- Task statement
Using the material below, work out how many lines contain the word "text". Reply with the number and nothing more.

(A block of data)
- - - - - - -

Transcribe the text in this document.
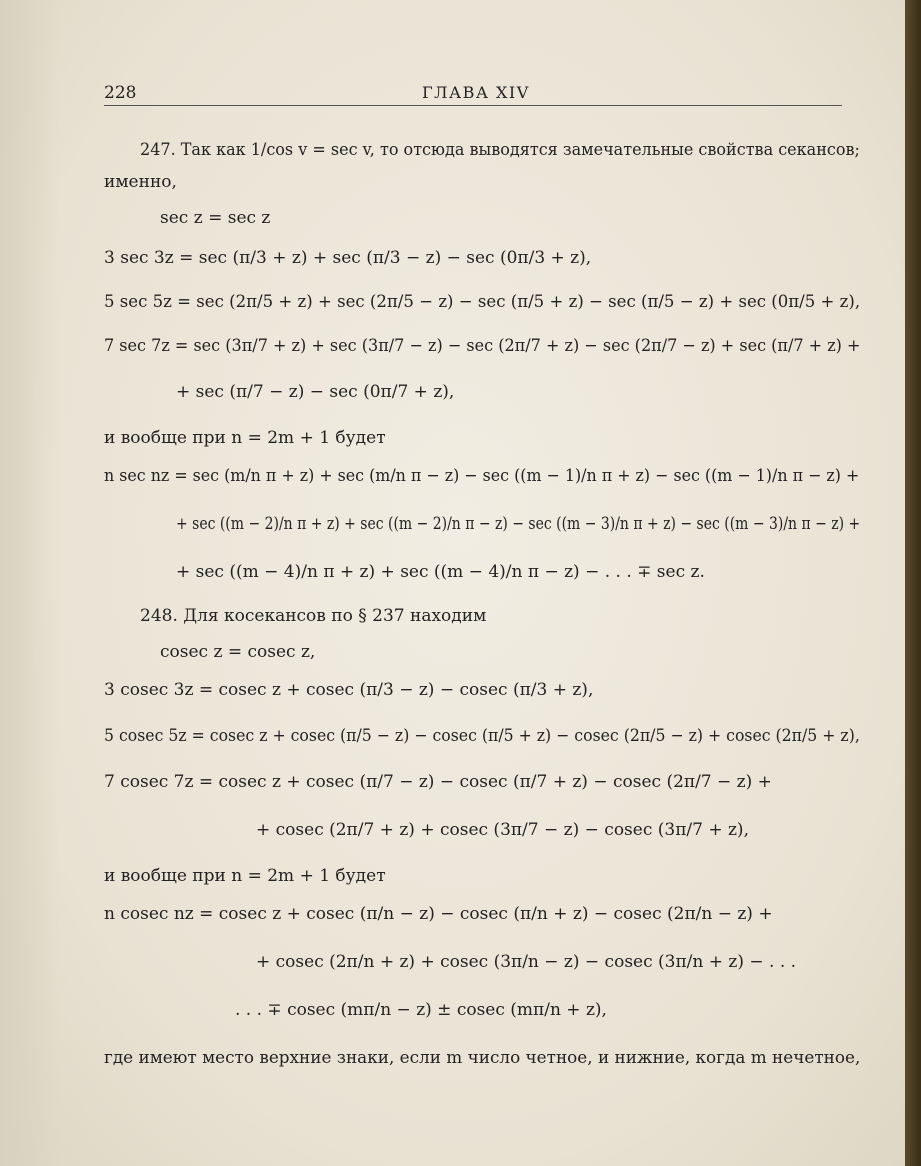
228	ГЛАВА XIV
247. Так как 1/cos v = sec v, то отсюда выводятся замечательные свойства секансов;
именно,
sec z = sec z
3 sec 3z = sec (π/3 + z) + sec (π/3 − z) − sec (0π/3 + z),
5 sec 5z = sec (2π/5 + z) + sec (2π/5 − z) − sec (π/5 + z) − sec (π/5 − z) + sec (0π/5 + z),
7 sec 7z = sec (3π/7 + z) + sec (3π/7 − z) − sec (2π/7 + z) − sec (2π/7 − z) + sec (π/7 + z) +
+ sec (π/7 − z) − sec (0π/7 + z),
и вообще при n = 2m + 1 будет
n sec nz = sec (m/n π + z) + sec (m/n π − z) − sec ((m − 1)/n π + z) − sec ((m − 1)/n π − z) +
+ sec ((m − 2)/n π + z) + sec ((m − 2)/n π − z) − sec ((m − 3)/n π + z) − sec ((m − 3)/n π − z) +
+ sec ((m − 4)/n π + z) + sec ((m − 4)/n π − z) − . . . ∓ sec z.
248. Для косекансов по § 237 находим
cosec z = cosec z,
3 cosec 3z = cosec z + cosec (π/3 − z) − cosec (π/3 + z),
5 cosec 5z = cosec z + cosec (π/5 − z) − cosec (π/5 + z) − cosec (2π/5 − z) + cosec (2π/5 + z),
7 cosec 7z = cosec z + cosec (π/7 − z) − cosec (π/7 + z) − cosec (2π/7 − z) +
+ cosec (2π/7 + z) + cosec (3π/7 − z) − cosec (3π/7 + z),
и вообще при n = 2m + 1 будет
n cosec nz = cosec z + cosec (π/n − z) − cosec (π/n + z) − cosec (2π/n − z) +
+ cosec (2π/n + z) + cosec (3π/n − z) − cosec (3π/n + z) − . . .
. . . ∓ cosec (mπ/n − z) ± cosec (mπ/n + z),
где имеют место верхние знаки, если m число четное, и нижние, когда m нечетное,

- - - - - - -

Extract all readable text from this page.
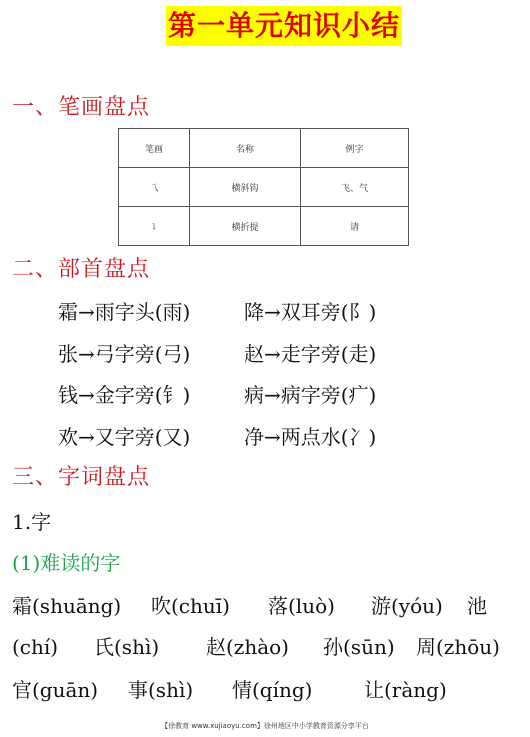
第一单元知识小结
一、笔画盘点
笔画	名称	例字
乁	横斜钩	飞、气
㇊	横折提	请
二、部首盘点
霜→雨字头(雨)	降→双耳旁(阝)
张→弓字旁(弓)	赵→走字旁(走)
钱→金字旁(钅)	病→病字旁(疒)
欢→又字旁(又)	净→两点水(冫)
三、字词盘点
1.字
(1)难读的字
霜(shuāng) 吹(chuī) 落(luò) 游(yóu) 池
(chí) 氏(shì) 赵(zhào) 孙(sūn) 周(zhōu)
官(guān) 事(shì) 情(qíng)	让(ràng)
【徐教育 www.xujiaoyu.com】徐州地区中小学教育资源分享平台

- - - - - - -

- The answer
2